- _Written task_:
Wherever the word "Lange" appears in the entries, copy the whole line.

[START Raw data]

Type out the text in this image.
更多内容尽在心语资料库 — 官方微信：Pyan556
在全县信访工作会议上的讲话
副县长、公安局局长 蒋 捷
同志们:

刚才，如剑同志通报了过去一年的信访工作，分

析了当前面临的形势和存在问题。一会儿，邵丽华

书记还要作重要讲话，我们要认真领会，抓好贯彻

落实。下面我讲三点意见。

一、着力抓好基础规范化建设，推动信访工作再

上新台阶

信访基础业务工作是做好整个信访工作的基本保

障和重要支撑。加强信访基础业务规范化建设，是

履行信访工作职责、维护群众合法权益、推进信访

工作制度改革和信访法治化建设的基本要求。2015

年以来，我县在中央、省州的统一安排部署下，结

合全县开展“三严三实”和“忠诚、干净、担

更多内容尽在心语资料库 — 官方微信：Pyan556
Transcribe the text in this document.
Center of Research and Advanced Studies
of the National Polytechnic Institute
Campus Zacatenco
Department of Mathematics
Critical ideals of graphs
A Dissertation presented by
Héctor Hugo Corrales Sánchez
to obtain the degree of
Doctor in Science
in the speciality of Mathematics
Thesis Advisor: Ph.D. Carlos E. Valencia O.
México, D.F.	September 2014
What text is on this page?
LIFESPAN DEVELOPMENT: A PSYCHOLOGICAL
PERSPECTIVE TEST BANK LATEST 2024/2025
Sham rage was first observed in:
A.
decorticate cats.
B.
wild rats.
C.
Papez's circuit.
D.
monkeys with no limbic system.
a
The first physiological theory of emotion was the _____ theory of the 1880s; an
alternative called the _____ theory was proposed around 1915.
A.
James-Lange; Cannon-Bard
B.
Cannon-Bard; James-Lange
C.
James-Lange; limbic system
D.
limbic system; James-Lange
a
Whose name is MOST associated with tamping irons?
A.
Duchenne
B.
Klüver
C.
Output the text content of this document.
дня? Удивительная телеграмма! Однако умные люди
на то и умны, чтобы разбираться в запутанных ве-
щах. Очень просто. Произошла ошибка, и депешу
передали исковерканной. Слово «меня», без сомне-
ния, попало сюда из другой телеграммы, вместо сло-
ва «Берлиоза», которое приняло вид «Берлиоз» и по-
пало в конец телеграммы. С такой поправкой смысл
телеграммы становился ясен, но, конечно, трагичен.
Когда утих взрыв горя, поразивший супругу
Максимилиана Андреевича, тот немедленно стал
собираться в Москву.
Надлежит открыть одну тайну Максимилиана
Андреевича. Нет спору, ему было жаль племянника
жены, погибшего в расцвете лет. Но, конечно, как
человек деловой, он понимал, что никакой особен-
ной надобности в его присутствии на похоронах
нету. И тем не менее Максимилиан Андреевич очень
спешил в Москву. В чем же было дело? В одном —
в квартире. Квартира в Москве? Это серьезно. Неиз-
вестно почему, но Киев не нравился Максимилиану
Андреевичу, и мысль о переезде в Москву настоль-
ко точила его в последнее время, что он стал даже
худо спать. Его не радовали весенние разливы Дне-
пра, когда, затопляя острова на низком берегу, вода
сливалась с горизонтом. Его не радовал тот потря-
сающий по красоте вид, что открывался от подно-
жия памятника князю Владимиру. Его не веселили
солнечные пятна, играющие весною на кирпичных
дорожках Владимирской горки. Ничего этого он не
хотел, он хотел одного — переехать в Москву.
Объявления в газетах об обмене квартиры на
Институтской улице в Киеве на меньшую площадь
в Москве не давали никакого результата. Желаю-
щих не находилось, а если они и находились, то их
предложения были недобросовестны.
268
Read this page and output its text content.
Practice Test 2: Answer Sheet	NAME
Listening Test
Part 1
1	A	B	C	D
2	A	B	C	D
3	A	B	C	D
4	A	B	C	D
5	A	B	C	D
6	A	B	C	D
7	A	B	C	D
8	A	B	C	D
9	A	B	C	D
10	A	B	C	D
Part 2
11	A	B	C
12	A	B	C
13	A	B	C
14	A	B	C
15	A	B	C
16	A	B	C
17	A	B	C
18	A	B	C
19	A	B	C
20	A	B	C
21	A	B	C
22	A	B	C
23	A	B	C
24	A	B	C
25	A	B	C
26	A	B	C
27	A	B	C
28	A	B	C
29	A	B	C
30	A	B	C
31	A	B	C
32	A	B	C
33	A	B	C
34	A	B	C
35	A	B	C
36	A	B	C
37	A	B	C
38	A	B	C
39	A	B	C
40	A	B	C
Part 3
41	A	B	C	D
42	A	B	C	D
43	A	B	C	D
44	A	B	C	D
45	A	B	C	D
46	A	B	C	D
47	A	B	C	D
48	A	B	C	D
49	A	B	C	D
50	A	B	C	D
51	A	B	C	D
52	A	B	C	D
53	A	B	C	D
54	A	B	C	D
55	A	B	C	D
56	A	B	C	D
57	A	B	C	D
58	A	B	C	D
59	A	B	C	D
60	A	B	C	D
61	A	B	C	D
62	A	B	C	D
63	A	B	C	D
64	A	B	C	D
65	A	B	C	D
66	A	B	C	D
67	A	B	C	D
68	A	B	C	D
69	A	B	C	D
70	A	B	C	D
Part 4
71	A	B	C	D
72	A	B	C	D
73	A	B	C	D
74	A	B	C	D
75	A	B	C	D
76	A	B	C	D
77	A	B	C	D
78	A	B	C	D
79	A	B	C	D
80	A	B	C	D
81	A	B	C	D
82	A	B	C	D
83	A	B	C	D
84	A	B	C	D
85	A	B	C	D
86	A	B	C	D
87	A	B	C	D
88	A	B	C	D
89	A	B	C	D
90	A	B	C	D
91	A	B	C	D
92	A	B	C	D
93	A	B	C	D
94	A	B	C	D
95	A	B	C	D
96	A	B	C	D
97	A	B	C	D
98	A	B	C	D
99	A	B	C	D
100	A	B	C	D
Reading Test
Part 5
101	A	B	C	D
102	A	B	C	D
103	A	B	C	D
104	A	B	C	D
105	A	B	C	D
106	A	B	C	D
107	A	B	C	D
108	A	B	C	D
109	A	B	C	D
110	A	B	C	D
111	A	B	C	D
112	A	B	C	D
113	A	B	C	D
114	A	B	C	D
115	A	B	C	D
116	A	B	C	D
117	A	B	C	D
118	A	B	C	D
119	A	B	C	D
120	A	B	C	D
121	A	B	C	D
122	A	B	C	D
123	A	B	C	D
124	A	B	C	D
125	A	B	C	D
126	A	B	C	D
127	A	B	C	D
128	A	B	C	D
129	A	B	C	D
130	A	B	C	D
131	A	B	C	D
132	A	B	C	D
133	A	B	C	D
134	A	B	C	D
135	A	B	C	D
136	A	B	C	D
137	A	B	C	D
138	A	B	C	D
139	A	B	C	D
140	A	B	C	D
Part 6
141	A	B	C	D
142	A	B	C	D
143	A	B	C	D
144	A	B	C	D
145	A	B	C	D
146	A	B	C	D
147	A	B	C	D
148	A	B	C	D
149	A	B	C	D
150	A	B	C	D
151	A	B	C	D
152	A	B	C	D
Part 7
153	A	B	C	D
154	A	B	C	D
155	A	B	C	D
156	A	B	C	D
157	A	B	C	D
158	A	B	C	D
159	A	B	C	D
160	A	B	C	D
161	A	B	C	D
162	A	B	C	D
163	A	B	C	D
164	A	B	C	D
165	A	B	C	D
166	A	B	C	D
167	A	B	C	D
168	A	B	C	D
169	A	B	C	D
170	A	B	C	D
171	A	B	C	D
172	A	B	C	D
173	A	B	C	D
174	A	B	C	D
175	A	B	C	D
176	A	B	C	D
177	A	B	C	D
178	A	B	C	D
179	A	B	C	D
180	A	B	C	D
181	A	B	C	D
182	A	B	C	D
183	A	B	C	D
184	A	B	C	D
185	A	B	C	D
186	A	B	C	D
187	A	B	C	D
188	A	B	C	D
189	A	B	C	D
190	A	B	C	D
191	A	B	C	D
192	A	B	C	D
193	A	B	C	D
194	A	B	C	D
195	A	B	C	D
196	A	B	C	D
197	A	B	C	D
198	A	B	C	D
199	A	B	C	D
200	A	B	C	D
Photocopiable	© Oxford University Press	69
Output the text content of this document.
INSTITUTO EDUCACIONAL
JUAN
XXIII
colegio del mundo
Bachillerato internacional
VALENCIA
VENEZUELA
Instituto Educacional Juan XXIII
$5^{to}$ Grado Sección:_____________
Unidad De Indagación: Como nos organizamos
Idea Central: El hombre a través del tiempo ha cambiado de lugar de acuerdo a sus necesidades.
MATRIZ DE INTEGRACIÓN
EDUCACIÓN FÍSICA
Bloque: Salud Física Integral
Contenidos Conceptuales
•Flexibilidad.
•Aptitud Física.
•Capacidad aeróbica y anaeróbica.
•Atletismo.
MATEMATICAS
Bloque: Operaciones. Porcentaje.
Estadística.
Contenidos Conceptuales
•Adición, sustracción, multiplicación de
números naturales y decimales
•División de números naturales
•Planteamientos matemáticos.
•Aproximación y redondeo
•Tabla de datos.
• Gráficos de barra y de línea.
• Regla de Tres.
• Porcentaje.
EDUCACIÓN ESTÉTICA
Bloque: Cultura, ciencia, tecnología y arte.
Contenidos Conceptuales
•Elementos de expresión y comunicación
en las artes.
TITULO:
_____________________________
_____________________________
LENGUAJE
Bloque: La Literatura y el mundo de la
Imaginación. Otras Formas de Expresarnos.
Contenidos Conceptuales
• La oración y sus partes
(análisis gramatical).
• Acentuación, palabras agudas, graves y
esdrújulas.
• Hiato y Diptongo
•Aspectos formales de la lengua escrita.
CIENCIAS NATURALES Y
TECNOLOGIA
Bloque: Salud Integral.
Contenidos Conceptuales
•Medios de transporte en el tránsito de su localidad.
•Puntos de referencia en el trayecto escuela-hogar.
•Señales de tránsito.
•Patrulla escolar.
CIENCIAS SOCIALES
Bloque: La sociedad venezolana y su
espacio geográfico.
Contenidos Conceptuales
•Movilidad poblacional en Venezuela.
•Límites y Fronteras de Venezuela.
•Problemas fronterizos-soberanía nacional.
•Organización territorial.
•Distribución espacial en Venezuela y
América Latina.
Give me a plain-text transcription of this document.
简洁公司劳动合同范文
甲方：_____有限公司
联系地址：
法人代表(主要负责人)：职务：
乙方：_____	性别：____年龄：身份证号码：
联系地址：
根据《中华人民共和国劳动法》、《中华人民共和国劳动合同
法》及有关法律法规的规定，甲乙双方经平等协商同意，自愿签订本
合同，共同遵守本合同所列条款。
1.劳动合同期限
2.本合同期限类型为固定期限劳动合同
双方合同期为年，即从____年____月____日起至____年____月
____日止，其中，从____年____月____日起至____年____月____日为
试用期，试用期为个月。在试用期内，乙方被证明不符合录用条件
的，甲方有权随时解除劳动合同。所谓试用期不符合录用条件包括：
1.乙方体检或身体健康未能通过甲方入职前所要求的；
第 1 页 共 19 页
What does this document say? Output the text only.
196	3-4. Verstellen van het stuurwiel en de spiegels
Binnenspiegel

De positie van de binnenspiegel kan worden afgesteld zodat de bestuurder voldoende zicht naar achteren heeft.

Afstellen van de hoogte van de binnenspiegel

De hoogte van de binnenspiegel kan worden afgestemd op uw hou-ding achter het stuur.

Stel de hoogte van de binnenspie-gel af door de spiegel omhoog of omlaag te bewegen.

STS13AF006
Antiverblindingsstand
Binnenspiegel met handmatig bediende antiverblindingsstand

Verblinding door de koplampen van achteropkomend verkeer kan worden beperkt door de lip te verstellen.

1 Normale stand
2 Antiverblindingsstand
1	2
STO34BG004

[END Raw data]

- _The result_:
James-Lange; Cannon-Bard
Cannon-Bard; James-Lange
James-Lange; limbic system
limbic system; James-Lange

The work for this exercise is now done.